Stored data
_ _ _ _ _ _ _

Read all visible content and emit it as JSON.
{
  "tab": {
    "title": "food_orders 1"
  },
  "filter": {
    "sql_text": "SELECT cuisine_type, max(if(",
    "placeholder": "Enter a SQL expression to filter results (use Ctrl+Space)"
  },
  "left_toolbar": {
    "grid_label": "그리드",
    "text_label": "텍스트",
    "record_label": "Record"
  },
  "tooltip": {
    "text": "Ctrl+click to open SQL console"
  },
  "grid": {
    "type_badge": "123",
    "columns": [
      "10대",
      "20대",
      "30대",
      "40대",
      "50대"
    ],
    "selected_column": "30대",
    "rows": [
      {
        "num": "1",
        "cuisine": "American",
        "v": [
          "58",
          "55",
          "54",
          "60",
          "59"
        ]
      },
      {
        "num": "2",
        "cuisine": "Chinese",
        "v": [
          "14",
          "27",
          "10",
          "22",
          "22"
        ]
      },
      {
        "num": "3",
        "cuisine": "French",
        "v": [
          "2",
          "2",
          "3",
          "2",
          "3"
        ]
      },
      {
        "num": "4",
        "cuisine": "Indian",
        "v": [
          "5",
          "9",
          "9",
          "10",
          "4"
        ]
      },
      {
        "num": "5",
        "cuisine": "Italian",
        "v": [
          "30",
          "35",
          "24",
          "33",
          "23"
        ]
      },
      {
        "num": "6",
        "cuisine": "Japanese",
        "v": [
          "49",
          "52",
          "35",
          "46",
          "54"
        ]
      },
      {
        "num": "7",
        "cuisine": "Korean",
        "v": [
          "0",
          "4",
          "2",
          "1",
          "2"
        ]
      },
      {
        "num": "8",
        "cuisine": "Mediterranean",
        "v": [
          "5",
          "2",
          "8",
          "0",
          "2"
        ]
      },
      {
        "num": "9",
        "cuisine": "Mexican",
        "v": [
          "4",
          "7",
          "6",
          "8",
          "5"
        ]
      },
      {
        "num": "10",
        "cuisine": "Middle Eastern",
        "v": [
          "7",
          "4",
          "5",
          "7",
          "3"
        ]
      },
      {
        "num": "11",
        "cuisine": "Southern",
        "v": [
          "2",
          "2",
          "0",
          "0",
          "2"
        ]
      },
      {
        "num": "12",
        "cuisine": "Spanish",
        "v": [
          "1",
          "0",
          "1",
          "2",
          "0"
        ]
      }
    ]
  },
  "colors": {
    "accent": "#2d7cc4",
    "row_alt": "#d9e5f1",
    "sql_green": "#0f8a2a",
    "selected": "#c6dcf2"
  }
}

_ _ _ _ _ _ _

(Description of the task): Return the lines of the records that include the string "Ctrl".

(Correct output):
    "placeholder": "Enter a SQL expression to filter results (use Ctrl+Space)"
    "text": "Ctrl+click to open SQL console"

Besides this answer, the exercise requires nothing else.